▶ SET TASK
Write out every entry word for word.
## BEGIN DATASET EXCERPTS
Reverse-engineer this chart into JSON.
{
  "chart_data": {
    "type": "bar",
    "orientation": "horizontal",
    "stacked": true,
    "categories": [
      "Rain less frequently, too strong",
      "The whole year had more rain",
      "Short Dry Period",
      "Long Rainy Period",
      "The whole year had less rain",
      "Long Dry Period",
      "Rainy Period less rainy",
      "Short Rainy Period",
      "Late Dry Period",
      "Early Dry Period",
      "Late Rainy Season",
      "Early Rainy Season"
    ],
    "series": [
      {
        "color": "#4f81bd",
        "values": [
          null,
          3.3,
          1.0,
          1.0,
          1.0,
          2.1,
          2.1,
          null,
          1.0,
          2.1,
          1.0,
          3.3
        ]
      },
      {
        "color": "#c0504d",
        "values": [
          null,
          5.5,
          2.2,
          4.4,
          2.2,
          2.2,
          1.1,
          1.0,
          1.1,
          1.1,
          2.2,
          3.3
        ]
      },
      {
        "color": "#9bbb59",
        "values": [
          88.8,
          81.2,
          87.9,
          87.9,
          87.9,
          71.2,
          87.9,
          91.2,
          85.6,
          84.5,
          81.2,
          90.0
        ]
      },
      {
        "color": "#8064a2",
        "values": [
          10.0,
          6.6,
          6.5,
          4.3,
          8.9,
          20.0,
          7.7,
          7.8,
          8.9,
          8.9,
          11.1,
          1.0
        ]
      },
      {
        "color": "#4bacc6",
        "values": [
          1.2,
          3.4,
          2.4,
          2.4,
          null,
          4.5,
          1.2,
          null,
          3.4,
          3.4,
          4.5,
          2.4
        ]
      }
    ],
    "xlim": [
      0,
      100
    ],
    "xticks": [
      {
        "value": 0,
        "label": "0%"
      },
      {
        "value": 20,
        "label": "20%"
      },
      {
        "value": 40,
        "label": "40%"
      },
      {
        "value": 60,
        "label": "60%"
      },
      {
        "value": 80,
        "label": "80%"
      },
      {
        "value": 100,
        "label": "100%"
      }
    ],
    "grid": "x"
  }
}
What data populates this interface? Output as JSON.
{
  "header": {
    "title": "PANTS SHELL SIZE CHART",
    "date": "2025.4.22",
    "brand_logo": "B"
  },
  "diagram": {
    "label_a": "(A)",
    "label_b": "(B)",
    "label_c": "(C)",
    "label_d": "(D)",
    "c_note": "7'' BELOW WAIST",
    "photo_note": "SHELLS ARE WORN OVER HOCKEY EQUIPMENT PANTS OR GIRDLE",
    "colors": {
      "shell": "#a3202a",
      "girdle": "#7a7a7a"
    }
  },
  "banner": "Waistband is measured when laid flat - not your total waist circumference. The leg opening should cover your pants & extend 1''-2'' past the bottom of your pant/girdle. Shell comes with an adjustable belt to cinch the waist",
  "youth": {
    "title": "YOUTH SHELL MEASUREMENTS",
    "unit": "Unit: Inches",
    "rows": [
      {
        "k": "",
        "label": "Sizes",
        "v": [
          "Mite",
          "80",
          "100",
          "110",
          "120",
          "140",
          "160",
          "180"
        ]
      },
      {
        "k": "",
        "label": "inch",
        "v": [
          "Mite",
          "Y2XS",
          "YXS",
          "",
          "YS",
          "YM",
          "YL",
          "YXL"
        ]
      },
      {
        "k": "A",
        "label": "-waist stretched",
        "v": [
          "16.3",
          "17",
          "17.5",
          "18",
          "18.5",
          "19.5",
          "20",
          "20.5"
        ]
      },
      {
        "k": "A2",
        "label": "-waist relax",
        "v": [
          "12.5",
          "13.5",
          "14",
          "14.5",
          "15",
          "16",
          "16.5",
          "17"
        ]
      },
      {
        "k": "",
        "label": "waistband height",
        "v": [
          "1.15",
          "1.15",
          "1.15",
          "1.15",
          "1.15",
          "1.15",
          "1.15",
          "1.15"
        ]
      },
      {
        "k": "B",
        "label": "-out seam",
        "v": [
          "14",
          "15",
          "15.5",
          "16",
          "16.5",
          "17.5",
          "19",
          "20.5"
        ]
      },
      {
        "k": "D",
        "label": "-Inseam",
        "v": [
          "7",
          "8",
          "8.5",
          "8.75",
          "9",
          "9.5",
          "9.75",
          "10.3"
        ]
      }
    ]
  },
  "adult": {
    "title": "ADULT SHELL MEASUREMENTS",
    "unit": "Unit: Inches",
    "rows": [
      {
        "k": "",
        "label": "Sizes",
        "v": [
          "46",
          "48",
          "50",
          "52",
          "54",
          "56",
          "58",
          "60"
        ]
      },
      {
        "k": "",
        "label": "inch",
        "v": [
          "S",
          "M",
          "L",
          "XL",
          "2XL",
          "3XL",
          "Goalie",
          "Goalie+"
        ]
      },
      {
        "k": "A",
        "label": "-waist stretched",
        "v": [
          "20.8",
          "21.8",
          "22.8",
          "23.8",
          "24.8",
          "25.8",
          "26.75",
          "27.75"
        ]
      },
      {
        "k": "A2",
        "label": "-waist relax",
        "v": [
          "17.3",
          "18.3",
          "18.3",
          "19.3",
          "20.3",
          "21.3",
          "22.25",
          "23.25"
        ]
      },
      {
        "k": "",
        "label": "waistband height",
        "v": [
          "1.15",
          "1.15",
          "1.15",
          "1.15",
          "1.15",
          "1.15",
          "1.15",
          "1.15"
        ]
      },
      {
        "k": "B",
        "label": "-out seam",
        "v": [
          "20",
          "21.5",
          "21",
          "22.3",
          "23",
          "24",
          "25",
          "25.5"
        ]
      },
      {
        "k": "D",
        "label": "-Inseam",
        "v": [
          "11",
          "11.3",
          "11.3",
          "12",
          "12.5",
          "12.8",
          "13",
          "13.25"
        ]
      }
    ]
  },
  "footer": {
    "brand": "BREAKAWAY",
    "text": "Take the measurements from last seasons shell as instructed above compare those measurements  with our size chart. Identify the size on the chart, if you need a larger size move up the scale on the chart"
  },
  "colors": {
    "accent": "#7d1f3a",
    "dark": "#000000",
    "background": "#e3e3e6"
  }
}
## END DATASET EXCERPTS
▶ EXERCISE RESULT
Reverse-engineer this chart into JSON.
{
  "chart_data": {
    "type": "bar",
    "orientation": "horizontal",
    "stacked": true,
    "categories": [
      "Rain less frequently, too strong",
      "The whole year had more rain",
      "Short Dry Period",
      "Long Rainy Period",
      "The whole year had less rain",
      "Long Dry Period",
      "Rainy Period less rainy",
      "Short Rainy Period",
      "Late Dry Period",
      "Early Dry Period",
      "Late Rainy Season",
      "Early Rainy Season"
    ],
    "series": [
      {
        "color": "#4f81bd",
        "values": [
          null,
          3.3,
          1.0,
          1.0,
          1.0,
          2.1,
          2.1,
          null,
          1.0,
          2.1,
          1.0,
          3.3
        ]
      },
      {
        "color": "#c0504d",
        "values": [
          null,
          5.5,
          2.2,
          4.4,
          2.2,
          2.2,
          1.1,
          1.0,
          1.1,
          1.1,
          2.2,
          3.3
        ]
      },
      {
        "color": "#9bbb59",
        "values": [
          88.8,
          81.2,
          87.9,
          87.9,
          87.9,
          71.2,
          87.9,
          91.2,
          85.6,
          84.5,
          81.2,
          90.0
        ]
      },
      {
        "color": "#8064a2",
        "values": [
          10.0,
          6.6,
          6.5,
          4.3,
          8.9,
          20.0,
          7.7,
          7.8,
          8.9,
          8.9,
          11.1,
          1.0
        ]
      },
      {
        "color": "#4bacc6",
        "values": [
          1.2,
          3.4,
          2.4,
          2.4,
          null,
          4.5,
          1.2,
          null,
          3.4,
          3.4,
          4.5,
          2.4
        ]
      }
    ],
    "xlim": [
      0,
      100
    ],
    "xticks": [
      {
        "value": 0,
        "label": "0%"
      },
      {
        "value": 20,
        "label": "20%"
      },
      {
        "value": 40,
        "label": "40%"
      },
      {
        "value": 60,
        "label": "60%"
      },
      {
        "value": 80,
        "label": "80%"
      },
      {
        "value": 100,
        "label": "100%"
      }
    ],
    "grid": "x"
  }
}
What data populates this interface? Output as JSON.
{
  "header": {
    "title": "PANTS SHELL SIZE CHART",
    "date": "2025.4.22",
    "brand_logo": "B"
  },
  "diagram": {
    "label_a": "(A)",
    "label_b": "(B)",
    "label_c": "(C)",
    "label_d": "(D)",
    "c_note": "7'' BELOW WAIST",
    "photo_note": "SHELLS ARE WORN OVER HOCKEY EQUIPMENT PANTS OR GIRDLE",
    "colors": {
      "shell": "#a3202a",
      "girdle": "#7a7a7a"
    }
  },
  "banner": "Waistband is measured when laid flat - not your total waist circumference. The leg opening should cover your pants & extend 1''-2'' past the bottom of your pant/girdle. Shell comes with an adjustable belt to cinch the waist",
  "youth": {
    "title": "YOUTH SHELL MEASUREMENTS",
    "unit": "Unit: Inches",
    "rows": [
      {
        "k": "",
        "label": "Sizes",
        "v": [
          "Mite",
          "80",
          "100",
          "110",
          "120",
          "140",
          "160",
          "180"
        ]
      },
      {
        "k": "",
        "label": "inch",
        "v": [
          "Mite",
          "Y2XS",
          "YXS",
          "",
          "YS",
          "YM",
          "YL",
          "YXL"
        ]
      },
      {
        "k": "A",
        "label": "-waist stretched",
        "v": [
          "16.3",
          "17",
          "17.5",
          "18",
          "18.5",
          "19.5",
          "20",
          "20.5"
        ]
      },
      {
        "k": "A2",
        "label": "-waist relax",
        "v": [
          "12.5",
          "13.5",
          "14",
          "14.5",
          "15",
          "16",
          "16.5",
          "17"
        ]
      },
      {
        "k": "",
        "label": "waistband height",
        "v": [
          "1.15",
          "1.15",
          "1.15",
          "1.15",
          "1.15",
          "1.15",
          "1.15",
          "1.15"
        ]
      },
      {
        "k": "B",
        "label": "-out seam",
        "v": [
          "14",
          "15",
          "15.5",
          "16",
          "16.5",
          "17.5",
          "19",
          "20.5"
        ]
      },
      {
        "k": "D",
        "label": "-Inseam",
        "v": [
          "7",
          "8",
          "8.5",
          "8.75",
          "9",
          "9.5",
          "9.75",
          "10.3"
        ]
      }
    ]
  },
  "adult": {
    "title": "ADULT SHELL MEASUREMENTS",
    "unit": "Unit: Inches",
    "rows": [
      {
        "k": "",
        "label": "Sizes",
        "v": [
          "46",
          "48",
          "50",
          "52",
          "54",
          "56",
          "58",
          "60"
        ]
      },
      {
        "k": "",
        "label": "inch",
        "v": [
          "S",
          "M",
          "L",
          "XL",
          "2XL",
          "3XL",
          "Goalie",
          "Goalie+"
        ]
      },
      {
        "k": "A",
        "label": "-waist stretched",
        "v": [
          "20.8",
          "21.8",
          "22.8",
          "23.8",
          "24.8",
          "25.8",
          "26.75",
          "27.75"
        ]
      },
      {
        "k": "A2",
        "label": "-waist relax",
        "v": [
          "17.3",
          "18.3",
          "18.3",
          "19.3",
          "20.3",
          "21.3",
          "22.25",
          "23.25"
        ]
      },
      {
        "k": "",
        "label": "waistband height",
        "v": [
          "1.15",
          "1.15",
          "1.15",
          "1.15",
          "1.15",
          "1.15",
          "1.15",
          "1.15"
        ]
      },
      {
        "k": "B",
        "label": "-out seam",
        "v": [
          "20",
          "21.5",
          "21",
          "22.3",
          "23",
          "24",
          "25",
          "25.5"
        ]
      },
      {
        "k": "D",
        "label": "-Inseam",
        "v": [
          "11",
          "11.3",
          "11.3",
          "12",
          "12.5",
          "12.8",
          "13",
          "13.25"
        ]
      }
    ]
  },
  "footer": {
    "brand": "BREAKAWAY",
    "text": "Take the measurements from last seasons shell as instructed above compare those measurements  with our size chart. Identify the size on the chart, if you need a larger size move up the scale on the chart"
  },
  "colors": {
    "accent": "#7d1f3a",
    "dark": "#000000",
    "background": "#e3e3e6"
  }
}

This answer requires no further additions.